Task brief: Repeat the following lines exactly and nothing else: the line containing "Transcribe the text in this document." and each line after it through the end of the listing.

─── Material provided

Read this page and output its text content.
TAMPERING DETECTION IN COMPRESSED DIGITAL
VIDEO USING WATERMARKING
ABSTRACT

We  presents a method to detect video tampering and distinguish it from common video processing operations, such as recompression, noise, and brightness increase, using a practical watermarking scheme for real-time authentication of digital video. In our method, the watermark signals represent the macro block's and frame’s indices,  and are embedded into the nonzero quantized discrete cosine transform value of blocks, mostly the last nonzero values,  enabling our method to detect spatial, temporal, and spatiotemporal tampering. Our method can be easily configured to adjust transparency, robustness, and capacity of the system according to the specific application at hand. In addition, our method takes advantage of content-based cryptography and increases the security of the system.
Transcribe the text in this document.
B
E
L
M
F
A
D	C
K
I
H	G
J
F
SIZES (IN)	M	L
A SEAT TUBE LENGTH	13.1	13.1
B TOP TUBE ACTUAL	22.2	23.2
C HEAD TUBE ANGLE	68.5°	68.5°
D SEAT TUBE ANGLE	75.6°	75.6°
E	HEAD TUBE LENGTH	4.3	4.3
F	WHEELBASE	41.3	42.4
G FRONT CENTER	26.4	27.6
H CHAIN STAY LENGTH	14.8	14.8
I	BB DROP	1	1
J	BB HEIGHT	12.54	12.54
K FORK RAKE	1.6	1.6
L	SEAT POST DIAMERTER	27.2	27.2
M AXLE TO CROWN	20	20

──────

Task answer:
Transcribe the text in this document.
B
E
L
M
F
A
D	C
K
I
H	G
J
F
SIZES (IN)	M	L
A SEAT TUBE LENGTH	13.1	13.1
B TOP TUBE ACTUAL	22.2	23.2
C HEAD TUBE ANGLE	68.5°	68.5°
D SEAT TUBE ANGLE	75.6°	75.6°
E	HEAD TUBE LENGTH	4.3	4.3
F	WHEELBASE	41.3	42.4
G FRONT CENTER	26.4	27.6
H CHAIN STAY LENGTH	14.8	14.8
I	BB DROP	1	1
J	BB HEIGHT	12.54	12.54
K FORK RAKE	1.6	1.6
L	SEAT POST DIAMERTER	27.2	27.2
M AXLE TO CROWN	20	20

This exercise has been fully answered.